**WHAT THE EXERCISE ASKS:** Repeat the entries that follow, exactly as they are written.

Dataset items
* * *

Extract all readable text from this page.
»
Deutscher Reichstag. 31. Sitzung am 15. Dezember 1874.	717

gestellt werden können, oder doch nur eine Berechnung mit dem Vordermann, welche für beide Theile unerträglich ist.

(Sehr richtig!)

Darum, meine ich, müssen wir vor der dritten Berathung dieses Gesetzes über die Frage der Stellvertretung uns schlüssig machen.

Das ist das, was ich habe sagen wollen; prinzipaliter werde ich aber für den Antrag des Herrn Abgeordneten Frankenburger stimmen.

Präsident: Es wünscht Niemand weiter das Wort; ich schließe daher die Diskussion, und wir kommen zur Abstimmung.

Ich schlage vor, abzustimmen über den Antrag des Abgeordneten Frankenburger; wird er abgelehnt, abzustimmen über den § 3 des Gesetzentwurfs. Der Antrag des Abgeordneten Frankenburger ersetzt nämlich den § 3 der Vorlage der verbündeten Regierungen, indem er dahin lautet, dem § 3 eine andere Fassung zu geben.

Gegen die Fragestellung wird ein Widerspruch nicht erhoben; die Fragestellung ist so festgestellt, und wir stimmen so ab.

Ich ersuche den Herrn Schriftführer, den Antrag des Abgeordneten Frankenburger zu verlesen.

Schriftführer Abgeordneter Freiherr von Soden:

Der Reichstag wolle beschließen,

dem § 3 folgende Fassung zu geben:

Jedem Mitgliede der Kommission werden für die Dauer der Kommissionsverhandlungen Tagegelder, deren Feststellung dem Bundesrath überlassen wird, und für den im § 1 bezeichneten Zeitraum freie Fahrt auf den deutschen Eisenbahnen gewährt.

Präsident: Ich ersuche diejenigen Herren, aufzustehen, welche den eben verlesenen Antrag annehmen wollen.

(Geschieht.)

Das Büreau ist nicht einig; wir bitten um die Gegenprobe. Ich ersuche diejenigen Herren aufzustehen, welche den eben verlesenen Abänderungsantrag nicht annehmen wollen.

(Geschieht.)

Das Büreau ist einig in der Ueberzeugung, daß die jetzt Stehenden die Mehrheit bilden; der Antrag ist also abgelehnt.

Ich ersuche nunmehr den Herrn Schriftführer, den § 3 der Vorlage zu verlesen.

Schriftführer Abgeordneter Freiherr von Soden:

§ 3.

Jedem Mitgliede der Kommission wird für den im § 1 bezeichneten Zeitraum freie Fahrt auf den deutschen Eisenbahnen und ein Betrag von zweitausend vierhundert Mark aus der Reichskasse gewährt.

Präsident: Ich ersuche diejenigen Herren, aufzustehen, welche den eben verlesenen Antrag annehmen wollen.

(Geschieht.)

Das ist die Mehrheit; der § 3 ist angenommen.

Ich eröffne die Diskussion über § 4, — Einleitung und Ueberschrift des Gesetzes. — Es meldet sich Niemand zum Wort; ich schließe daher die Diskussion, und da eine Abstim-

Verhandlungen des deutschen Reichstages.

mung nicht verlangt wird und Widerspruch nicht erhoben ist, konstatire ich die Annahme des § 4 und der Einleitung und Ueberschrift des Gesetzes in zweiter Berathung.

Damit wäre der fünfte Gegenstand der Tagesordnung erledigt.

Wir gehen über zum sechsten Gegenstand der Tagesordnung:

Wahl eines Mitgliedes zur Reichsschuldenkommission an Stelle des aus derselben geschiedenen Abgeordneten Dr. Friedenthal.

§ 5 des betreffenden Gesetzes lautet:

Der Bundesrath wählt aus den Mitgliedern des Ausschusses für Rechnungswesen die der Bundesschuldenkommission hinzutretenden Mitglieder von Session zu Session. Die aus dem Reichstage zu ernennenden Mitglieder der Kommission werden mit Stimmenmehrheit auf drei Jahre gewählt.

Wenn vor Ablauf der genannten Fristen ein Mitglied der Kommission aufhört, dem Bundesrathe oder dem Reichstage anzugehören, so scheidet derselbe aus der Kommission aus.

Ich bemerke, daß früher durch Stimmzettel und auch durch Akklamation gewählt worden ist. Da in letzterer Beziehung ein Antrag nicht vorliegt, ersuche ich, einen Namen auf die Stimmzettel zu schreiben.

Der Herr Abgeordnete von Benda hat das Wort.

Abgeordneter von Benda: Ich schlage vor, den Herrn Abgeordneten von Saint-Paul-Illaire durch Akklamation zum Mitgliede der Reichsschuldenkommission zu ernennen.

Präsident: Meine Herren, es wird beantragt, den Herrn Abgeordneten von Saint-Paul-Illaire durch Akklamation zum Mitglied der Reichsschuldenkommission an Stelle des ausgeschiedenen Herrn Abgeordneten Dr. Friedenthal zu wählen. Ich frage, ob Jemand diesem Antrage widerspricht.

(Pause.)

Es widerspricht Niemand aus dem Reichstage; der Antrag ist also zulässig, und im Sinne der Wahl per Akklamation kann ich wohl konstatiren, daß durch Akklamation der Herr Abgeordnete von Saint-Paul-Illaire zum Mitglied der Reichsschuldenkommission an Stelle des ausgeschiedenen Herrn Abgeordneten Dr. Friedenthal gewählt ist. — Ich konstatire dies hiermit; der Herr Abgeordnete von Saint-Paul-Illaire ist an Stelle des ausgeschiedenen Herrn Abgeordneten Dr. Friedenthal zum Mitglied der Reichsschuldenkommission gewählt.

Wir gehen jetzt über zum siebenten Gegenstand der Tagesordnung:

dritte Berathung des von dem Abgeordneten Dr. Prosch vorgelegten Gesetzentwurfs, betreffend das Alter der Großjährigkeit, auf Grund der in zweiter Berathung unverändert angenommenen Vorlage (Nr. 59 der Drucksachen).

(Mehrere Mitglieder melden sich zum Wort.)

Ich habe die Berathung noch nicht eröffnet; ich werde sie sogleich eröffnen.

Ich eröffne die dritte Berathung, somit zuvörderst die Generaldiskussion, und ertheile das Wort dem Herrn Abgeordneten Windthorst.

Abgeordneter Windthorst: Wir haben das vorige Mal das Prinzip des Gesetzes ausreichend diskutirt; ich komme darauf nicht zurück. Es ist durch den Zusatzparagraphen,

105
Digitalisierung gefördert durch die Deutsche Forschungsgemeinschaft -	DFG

* * *

**EXERCISE OUTPUT:**
Extract all readable text from this page.
»
Deutscher Reichstag. 31. Sitzung am 15. Dezember 1874.	717

gestellt werden können, oder doch nur eine Berechnung mit dem Vordermann, welche für beide Theile unerträglich ist.

(Sehr richtig!)

Darum, meine ich, müssen wir vor der dritten Berathung dieses Gesetzes über die Frage der Stellvertretung uns schlüssig machen.

Das ist das, was ich habe sagen wollen; prinzipaliter werde ich aber für den Antrag des Herrn Abgeordneten Frankenburger stimmen.

Präsident: Es wünscht Niemand weiter das Wort; ich schließe daher die Diskussion, und wir kommen zur Abstimmung.

Ich schlage vor, abzustimmen über den Antrag des Abgeordneten Frankenburger; wird er abgelehnt, abzustimmen über den § 3 des Gesetzentwurfs. Der Antrag des Abgeordneten Frankenburger ersetzt nämlich den § 3 der Vorlage der verbündeten Regierungen, indem er dahin lautet, dem § 3 eine andere Fassung zu geben.

Gegen die Fragestellung wird ein Widerspruch nicht erhoben; die Fragestellung ist so festgestellt, und wir stimmen so ab.

Ich ersuche den Herrn Schriftführer, den Antrag des Abgeordneten Frankenburger zu verlesen.

Schriftführer Abgeordneter Freiherr von Soden:

Der Reichstag wolle beschließen,

dem § 3 folgende Fassung zu geben:

Jedem Mitgliede der Kommission werden für die Dauer der Kommissionsverhandlungen Tagegelder, deren Feststellung dem Bundesrath überlassen wird, und für den im § 1 bezeichneten Zeitraum freie Fahrt auf den deutschen Eisenbahnen gewährt.

Präsident: Ich ersuche diejenigen Herren, aufzustehen, welche den eben verlesenen Antrag annehmen wollen.

(Geschieht.)

Das Büreau ist nicht einig; wir bitten um die Gegenprobe. Ich ersuche diejenigen Herren aufzustehen, welche den eben verlesenen Abänderungsantrag nicht annehmen wollen.

(Geschieht.)

Das Büreau ist einig in der Ueberzeugung, daß die jetzt Stehenden die Mehrheit bilden; der Antrag ist also abgelehnt.

Ich ersuche nunmehr den Herrn Schriftführer, den § 3 der Vorlage zu verlesen.

Schriftführer Abgeordneter Freiherr von Soden:

§ 3.

Jedem Mitgliede der Kommission wird für den im § 1 bezeichneten Zeitraum freie Fahrt auf den deutschen Eisenbahnen und ein Betrag von zweitausend vierhundert Mark aus der Reichskasse gewährt.

Präsident: Ich ersuche diejenigen Herren, aufzustehen, welche den eben verlesenen Antrag annehmen wollen.

(Geschieht.)

Das ist die Mehrheit; der § 3 ist angenommen.

Ich eröffne die Diskussion über § 4, — Einleitung und Ueberschrift des Gesetzes. — Es meldet sich Niemand zum Wort; ich schließe daher die Diskussion, und da eine Abstim-

Verhandlungen des deutschen Reichstages.

mung nicht verlangt wird und Widerspruch nicht erhoben ist, konstatire ich die Annahme des § 4 und der Einleitung und Ueberschrift des Gesetzes in zweiter Berathung.

Damit wäre der fünfte Gegenstand der Tagesordnung erledigt.

Wir gehen über zum sechsten Gegenstand der Tagesordnung:

Wahl eines Mitgliedes zur Reichsschuldenkommission an Stelle des aus derselben geschiedenen Abgeordneten Dr. Friedenthal.

§ 5 des betreffenden Gesetzes lautet:

Der Bundesrath wählt aus den Mitgliedern des Ausschusses für Rechnungswesen die der Bundesschuldenkommission hinzutretenden Mitglieder von Session zu Session. Die aus dem Reichstage zu ernennenden Mitglieder der Kommission werden mit Stimmenmehrheit auf drei Jahre gewählt.

Wenn vor Ablauf der genannten Fristen ein Mitglied der Kommission aufhört, dem Bundesrathe oder dem Reichstage anzugehören, so scheidet derselbe aus der Kommission aus.

Ich bemerke, daß früher durch Stimmzettel und auch durch Akklamation gewählt worden ist. Da in letzterer Beziehung ein Antrag nicht vorliegt, ersuche ich, einen Namen auf die Stimmzettel zu schreiben.

Der Herr Abgeordnete von Benda hat das Wort.

Abgeordneter von Benda: Ich schlage vor, den Herrn Abgeordneten von Saint-Paul-Illaire durch Akklamation zum Mitgliede der Reichsschuldenkommission zu ernennen.

Präsident: Meine Herren, es wird beantragt, den Herrn Abgeordneten von Saint-Paul-Illaire durch Akklamation zum Mitglied der Reichsschuldenkommission an Stelle des ausgeschiedenen Herrn Abgeordneten Dr. Friedenthal zu wählen. Ich frage, ob Jemand diesem Antrage widerspricht.

(Pause.)

Es widerspricht Niemand aus dem Reichstage; der Antrag ist also zulässig, und im Sinne der Wahl per Akklamation kann ich wohl konstatiren, daß durch Akklamation der Herr Abgeordnete von Saint-Paul-Illaire zum Mitglied der Reichsschuldenkommission an Stelle des ausgeschiedenen Herrn Abgeordneten Dr. Friedenthal gewählt ist. — Ich konstatire dies hiermit; der Herr Abgeordnete von Saint-Paul-Illaire ist an Stelle des ausgeschiedenen Herrn Abgeordneten Dr. Friedenthal zum Mitglied der Reichsschuldenkommission gewählt.

Wir gehen jetzt über zum siebenten Gegenstand der Tagesordnung:

dritte Berathung des von dem Abgeordneten Dr. Prosch vorgelegten Gesetzentwurfs, betreffend das Alter der Großjährigkeit, auf Grund der in zweiter Berathung unverändert angenommenen Vorlage (Nr. 59 der Drucksachen).

(Mehrere Mitglieder melden sich zum Wort.)

Ich habe die Berathung noch nicht eröffnet; ich werde sie sogleich eröffnen.

Ich eröffne die dritte Berathung, somit zuvörderst die Generaldiskussion, und ertheile das Wort dem Herrn Abgeordneten Windthorst.

Abgeordneter Windthorst: Wir haben das vorige Mal das Prinzip des Gesetzes ausreichend diskutirt; ich komme darauf nicht zurück. Es ist durch den Zusatzparagraphen,

105
Digitalisierung gefördert durch die Deutsche Forschungsgemeinschaft -	DFG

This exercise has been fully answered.